Each record is to be transcribed exactly.
+++ Extracted entries
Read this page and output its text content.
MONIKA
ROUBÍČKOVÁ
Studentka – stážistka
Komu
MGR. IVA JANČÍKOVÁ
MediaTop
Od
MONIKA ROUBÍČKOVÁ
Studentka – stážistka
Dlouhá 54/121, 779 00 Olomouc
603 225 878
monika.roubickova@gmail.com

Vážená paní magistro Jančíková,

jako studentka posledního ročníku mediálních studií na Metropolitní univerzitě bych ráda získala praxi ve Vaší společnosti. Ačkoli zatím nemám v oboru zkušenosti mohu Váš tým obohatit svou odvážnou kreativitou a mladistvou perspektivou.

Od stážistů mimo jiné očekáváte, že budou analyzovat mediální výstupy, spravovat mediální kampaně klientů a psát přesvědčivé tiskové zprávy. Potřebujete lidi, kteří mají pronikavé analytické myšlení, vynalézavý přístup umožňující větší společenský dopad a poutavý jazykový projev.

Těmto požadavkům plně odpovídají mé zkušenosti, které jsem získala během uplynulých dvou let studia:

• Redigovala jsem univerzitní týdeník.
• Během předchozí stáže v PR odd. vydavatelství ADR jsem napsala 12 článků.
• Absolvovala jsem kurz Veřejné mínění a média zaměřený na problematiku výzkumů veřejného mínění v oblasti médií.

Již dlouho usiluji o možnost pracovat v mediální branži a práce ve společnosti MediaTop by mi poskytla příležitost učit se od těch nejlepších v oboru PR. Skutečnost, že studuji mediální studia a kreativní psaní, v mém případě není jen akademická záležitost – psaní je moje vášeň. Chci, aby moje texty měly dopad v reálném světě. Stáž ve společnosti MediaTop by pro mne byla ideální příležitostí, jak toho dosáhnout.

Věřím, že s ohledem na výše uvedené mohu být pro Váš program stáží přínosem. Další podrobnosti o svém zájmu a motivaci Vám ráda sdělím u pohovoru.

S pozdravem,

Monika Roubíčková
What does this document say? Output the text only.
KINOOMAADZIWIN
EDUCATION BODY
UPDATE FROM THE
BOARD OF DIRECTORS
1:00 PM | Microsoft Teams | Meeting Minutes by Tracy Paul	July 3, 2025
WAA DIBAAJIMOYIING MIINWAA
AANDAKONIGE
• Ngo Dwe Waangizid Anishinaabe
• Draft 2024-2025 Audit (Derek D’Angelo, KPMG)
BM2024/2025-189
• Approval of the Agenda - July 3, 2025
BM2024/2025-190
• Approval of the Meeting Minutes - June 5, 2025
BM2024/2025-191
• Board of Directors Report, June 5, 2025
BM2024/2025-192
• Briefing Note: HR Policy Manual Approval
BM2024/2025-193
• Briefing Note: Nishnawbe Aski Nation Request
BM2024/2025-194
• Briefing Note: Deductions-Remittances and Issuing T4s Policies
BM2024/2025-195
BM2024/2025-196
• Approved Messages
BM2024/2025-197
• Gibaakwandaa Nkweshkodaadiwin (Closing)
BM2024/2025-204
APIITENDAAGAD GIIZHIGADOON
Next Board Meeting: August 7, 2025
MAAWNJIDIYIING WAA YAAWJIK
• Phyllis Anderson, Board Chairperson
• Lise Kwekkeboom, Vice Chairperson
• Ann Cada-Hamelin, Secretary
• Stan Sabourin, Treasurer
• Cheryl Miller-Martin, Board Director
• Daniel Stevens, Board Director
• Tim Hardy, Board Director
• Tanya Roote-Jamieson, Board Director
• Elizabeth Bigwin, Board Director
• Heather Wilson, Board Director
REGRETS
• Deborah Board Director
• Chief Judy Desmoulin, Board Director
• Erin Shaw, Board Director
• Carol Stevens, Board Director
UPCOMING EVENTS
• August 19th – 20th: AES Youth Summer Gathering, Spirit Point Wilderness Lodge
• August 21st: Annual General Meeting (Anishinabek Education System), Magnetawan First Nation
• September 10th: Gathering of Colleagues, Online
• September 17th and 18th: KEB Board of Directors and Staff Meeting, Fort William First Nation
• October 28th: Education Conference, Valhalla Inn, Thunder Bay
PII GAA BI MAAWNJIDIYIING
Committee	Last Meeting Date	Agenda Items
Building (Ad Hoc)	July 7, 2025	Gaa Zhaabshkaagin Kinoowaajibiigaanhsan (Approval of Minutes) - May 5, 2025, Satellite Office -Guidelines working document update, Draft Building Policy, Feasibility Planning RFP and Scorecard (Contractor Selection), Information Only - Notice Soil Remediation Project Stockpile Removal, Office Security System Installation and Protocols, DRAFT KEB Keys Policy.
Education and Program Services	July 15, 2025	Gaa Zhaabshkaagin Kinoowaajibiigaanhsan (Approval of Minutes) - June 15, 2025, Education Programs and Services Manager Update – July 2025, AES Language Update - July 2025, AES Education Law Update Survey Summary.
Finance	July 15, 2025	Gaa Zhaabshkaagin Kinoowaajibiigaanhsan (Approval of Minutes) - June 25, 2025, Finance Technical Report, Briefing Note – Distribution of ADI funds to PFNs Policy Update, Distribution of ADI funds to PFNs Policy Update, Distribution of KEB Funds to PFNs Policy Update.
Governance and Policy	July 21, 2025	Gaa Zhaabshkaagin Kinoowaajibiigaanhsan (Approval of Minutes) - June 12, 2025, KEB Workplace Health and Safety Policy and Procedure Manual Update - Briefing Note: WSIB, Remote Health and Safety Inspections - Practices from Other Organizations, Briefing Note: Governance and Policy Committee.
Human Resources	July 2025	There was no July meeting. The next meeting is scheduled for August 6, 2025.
++++++
■ Solved problem ■
Read this page and output its text content.
MONIKA
ROUBÍČKOVÁ
Studentka – stážistka
Komu
MGR. IVA JANČÍKOVÁ
MediaTop
Od
MONIKA ROUBÍČKOVÁ
Studentka – stážistka
Dlouhá 54/121, 779 00 Olomouc
603 225 878
monika.roubickova@gmail.com

Vážená paní magistro Jančíková,

jako studentka posledního ročníku mediálních studií na Metropolitní univerzitě bych ráda získala praxi ve Vaší společnosti. Ačkoli zatím nemám v oboru zkušenosti mohu Váš tým obohatit svou odvážnou kreativitou a mladistvou perspektivou.

Od stážistů mimo jiné očekáváte, že budou analyzovat mediální výstupy, spravovat mediální kampaně klientů a psát přesvědčivé tiskové zprávy. Potřebujete lidi, kteří mají pronikavé analytické myšlení, vynalézavý přístup umožňující větší společenský dopad a poutavý jazykový projev.

Těmto požadavkům plně odpovídají mé zkušenosti, které jsem získala během uplynulých dvou let studia:

• Redigovala jsem univerzitní týdeník.
• Během předchozí stáže v PR odd. vydavatelství ADR jsem napsala 12 článků.
• Absolvovala jsem kurz Veřejné mínění a média zaměřený na problematiku výzkumů veřejného mínění v oblasti médií.

Již dlouho usiluji o možnost pracovat v mediální branži a práce ve společnosti MediaTop by mi poskytla příležitost učit se od těch nejlepších v oboru PR. Skutečnost, že studuji mediální studia a kreativní psaní, v mém případě není jen akademická záležitost – psaní je moje vášeň. Chci, aby moje texty měly dopad v reálném světě. Stáž ve společnosti MediaTop by pro mne byla ideální příležitostí, jak toho dosáhnout.

Věřím, že s ohledem na výše uvedené mohu být pro Váš program stáží přínosem. Další podrobnosti o svém zájmu a motivaci Vám ráda sdělím u pohovoru.

S pozdravem,

Monika Roubíčková
What does this document say? Output the text only.
KINOOMAADZIWIN
EDUCATION BODY
UPDATE FROM THE
BOARD OF DIRECTORS
1:00 PM | Microsoft Teams | Meeting Minutes by Tracy Paul	July 3, 2025
WAA DIBAAJIMOYIING MIINWAA
AANDAKONIGE
• Ngo Dwe Waangizid Anishinaabe
• Draft 2024-2025 Audit (Derek D’Angelo, KPMG)
BM2024/2025-189
• Approval of the Agenda - July 3, 2025
BM2024/2025-190
• Approval of the Meeting Minutes - June 5, 2025
BM2024/2025-191
• Board of Directors Report, June 5, 2025
BM2024/2025-192
• Briefing Note: HR Policy Manual Approval
BM2024/2025-193
• Briefing Note: Nishnawbe Aski Nation Request
BM2024/2025-194
• Briefing Note: Deductions-Remittances and Issuing T4s Policies
BM2024/2025-195
BM2024/2025-196
• Approved Messages
BM2024/2025-197
• Gibaakwandaa Nkweshkodaadiwin (Closing)
BM2024/2025-204
APIITENDAAGAD GIIZHIGADOON
Next Board Meeting: August 7, 2025
MAAWNJIDIYIING WAA YAAWJIK
• Phyllis Anderson, Board Chairperson
• Lise Kwekkeboom, Vice Chairperson
• Ann Cada-Hamelin, Secretary
• Stan Sabourin, Treasurer
• Cheryl Miller-Martin, Board Director
• Daniel Stevens, Board Director
• Tim Hardy, Board Director
• Tanya Roote-Jamieson, Board Director
• Elizabeth Bigwin, Board Director
• Heather Wilson, Board Director
REGRETS
• Deborah Board Director
• Chief Judy Desmoulin, Board Director
• Erin Shaw, Board Director
• Carol Stevens, Board Director
UPCOMING EVENTS
• August 19th – 20th: AES Youth Summer Gathering, Spirit Point Wilderness Lodge
• August 21st: Annual General Meeting (Anishinabek Education System), Magnetawan First Nation
• September 10th: Gathering of Colleagues, Online
• September 17th and 18th: KEB Board of Directors and Staff Meeting, Fort William First Nation
• October 28th: Education Conference, Valhalla Inn, Thunder Bay
PII GAA BI MAAWNJIDIYIING
Committee	Last Meeting Date	Agenda Items
Building (Ad Hoc)	July 7, 2025	Gaa Zhaabshkaagin Kinoowaajibiigaanhsan (Approval of Minutes) - May 5, 2025, Satellite Office -Guidelines working document update, Draft Building Policy, Feasibility Planning RFP and Scorecard (Contractor Selection), Information Only - Notice Soil Remediation Project Stockpile Removal, Office Security System Installation and Protocols, DRAFT KEB Keys Policy.
Education and Program Services	July 15, 2025	Gaa Zhaabshkaagin Kinoowaajibiigaanhsan (Approval of Minutes) - June 15, 2025, Education Programs and Services Manager Update – July 2025, AES Language Update - July 2025, AES Education Law Update Survey Summary.
Finance	July 15, 2025	Gaa Zhaabshkaagin Kinoowaajibiigaanhsan (Approval of Minutes) - June 25, 2025, Finance Technical Report, Briefing Note – Distribution of ADI funds to PFNs Policy Update, Distribution of ADI funds to PFNs Policy Update, Distribution of KEB Funds to PFNs Policy Update.
Governance and Policy	July 21, 2025	Gaa Zhaabshkaagin Kinoowaajibiigaanhsan (Approval of Minutes) - June 12, 2025, KEB Workplace Health and Safety Policy and Procedure Manual Update - Briefing Note: WSIB, Remote Health and Safety Inspections - Practices from Other Organizations, Briefing Note: Governance and Policy Committee.
Human Resources	July 2025	There was no July meeting. The next meeting is scheduled for August 6, 2025.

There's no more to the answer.